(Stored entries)
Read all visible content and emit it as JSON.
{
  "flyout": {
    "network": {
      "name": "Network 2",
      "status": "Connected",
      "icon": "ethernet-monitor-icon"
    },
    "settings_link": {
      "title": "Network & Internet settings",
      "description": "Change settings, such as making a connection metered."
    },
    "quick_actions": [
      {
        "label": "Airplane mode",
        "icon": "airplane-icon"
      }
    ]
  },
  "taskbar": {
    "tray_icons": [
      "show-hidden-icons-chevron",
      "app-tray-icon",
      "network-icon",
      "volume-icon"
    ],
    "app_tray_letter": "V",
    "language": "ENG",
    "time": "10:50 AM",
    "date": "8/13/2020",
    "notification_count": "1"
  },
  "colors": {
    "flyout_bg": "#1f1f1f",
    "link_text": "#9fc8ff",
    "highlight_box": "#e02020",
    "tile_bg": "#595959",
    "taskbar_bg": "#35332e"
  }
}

▶ **TO BE DONE**
The records above must be repeated exactly, every one of them.

▶ **THE ANSWER**
Read all visible content and emit it as JSON.
{
  "flyout": {
    "network": {
      "name": "Network 2",
      "status": "Connected",
      "icon": "ethernet-monitor-icon"
    },
    "settings_link": {
      "title": "Network & Internet settings",
      "description": "Change settings, such as making a connection metered."
    },
    "quick_actions": [
      {
        "label": "Airplane mode",
        "icon": "airplane-icon"
      }
    ]
  },
  "taskbar": {
    "tray_icons": [
      "show-hidden-icons-chevron",
      "app-tray-icon",
      "network-icon",
      "volume-icon"
    ],
    "app_tray_letter": "V",
    "language": "ENG",
    "time": "10:50 AM",
    "date": "8/13/2020",
    "notification_count": "1"
  },
  "colors": {
    "flyout_bg": "#1f1f1f",
    "link_text": "#9fc8ff",
    "highlight_box": "#e02020",
    "tile_bg": "#595959",
    "taskbar_bg": "#35332e"
  }
}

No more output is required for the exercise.